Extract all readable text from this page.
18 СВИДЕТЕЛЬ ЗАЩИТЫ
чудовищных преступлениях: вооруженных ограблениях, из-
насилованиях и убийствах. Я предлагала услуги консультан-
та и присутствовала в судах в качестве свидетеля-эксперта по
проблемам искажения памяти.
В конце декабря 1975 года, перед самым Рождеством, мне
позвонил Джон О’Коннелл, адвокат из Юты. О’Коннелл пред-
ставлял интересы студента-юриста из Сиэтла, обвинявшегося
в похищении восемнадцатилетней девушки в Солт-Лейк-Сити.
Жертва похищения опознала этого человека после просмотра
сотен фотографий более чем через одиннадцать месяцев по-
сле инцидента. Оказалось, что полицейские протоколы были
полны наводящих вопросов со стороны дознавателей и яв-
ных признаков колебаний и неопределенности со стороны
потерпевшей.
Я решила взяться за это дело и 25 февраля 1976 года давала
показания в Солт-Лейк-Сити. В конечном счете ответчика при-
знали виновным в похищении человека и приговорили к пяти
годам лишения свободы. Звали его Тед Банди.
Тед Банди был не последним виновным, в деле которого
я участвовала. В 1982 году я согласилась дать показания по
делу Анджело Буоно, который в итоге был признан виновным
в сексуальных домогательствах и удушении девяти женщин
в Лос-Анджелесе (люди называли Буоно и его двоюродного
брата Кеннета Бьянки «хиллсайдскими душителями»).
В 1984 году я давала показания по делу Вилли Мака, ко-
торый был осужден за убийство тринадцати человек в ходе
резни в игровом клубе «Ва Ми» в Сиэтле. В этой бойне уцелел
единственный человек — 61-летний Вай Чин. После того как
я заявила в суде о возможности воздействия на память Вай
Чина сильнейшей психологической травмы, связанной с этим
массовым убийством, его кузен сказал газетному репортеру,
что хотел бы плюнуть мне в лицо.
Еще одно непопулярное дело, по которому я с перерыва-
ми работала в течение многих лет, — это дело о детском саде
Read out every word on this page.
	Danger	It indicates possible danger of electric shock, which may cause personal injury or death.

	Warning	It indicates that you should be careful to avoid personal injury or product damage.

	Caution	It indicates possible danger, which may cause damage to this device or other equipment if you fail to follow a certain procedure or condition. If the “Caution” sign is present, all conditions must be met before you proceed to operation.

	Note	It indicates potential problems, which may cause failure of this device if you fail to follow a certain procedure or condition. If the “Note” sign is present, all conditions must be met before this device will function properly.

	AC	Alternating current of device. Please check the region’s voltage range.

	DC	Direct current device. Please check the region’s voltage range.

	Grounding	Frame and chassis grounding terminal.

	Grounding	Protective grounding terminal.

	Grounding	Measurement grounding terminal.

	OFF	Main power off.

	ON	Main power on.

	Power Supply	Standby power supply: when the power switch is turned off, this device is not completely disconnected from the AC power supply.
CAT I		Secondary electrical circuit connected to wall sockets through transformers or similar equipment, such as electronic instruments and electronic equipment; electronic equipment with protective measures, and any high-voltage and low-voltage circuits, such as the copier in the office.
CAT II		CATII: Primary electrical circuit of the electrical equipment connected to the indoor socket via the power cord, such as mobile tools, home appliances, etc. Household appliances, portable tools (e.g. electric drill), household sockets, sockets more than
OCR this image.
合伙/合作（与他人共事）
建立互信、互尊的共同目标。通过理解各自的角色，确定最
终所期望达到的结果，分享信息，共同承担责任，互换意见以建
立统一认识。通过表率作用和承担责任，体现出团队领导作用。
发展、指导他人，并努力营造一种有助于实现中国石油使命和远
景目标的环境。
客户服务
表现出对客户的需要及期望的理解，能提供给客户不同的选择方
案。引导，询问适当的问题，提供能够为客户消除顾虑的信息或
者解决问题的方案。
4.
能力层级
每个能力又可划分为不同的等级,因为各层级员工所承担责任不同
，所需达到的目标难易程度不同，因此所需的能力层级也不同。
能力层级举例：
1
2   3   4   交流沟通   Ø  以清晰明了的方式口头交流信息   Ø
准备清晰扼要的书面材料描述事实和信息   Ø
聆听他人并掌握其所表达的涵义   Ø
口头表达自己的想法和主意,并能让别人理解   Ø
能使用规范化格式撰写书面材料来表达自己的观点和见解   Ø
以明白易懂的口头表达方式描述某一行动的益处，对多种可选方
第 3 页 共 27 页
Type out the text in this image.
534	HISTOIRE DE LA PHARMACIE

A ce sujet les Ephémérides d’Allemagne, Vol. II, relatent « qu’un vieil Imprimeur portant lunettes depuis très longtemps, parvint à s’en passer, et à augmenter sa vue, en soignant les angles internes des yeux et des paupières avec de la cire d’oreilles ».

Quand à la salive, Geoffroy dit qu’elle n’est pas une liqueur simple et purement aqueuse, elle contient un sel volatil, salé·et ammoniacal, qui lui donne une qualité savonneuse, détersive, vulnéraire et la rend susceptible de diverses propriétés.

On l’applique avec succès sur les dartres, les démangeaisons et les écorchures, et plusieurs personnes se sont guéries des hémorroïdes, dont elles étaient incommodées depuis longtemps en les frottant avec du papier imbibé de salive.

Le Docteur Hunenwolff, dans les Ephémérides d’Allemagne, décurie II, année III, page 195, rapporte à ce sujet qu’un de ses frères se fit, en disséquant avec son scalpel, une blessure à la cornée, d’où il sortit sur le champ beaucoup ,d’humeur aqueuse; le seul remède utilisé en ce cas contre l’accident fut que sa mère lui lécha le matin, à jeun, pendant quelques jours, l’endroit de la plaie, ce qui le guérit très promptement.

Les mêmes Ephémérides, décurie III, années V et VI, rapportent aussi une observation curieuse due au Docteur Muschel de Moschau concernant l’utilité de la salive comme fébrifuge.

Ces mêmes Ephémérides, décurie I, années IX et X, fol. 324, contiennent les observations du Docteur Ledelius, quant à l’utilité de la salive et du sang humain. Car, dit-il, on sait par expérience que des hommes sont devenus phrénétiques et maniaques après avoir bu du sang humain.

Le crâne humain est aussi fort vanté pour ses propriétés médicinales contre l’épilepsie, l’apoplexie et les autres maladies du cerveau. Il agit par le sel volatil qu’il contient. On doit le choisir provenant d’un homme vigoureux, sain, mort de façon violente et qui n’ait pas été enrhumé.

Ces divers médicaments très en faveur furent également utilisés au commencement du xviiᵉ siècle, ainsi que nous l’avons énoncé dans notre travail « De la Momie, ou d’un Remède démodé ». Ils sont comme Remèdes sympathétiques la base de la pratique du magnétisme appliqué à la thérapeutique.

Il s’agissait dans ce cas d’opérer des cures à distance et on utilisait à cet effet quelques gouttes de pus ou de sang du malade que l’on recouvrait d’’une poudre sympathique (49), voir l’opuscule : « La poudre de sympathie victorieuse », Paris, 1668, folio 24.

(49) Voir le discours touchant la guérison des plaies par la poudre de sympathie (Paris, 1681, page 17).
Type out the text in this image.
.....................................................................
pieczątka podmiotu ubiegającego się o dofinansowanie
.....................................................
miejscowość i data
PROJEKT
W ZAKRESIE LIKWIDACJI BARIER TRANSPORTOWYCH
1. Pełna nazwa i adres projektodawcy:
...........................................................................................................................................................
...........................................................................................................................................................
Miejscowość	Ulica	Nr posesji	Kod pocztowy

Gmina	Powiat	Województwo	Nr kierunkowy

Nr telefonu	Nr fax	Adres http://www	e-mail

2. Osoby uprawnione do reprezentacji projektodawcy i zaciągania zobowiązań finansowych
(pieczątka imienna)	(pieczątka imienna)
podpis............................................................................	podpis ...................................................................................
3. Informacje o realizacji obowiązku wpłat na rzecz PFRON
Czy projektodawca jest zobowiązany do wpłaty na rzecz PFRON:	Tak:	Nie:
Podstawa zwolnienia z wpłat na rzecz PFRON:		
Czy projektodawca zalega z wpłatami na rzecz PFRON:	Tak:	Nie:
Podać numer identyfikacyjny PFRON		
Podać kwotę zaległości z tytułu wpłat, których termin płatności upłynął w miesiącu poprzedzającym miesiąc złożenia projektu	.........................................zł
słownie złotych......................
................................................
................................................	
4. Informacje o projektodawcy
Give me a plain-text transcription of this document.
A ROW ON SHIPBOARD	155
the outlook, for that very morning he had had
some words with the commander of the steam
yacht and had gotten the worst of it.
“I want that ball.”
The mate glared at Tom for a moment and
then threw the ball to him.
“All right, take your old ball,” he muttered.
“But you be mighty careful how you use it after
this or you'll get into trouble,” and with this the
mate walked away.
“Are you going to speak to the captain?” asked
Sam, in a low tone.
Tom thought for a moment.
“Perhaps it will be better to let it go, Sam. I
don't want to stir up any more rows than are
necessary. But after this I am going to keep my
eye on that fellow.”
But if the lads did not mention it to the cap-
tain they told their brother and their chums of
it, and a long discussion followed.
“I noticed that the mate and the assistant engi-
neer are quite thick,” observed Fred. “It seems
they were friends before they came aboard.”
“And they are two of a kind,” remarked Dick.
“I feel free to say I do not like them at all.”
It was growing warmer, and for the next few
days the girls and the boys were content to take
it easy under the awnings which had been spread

## What to do
Search the lines above for the string "давала" and copy each line that has it.

## Reply
Я решила взяться за это дело и 25 февраля 1976 года давала
В 1984 году я давала показания по делу Вилли Мака, ко-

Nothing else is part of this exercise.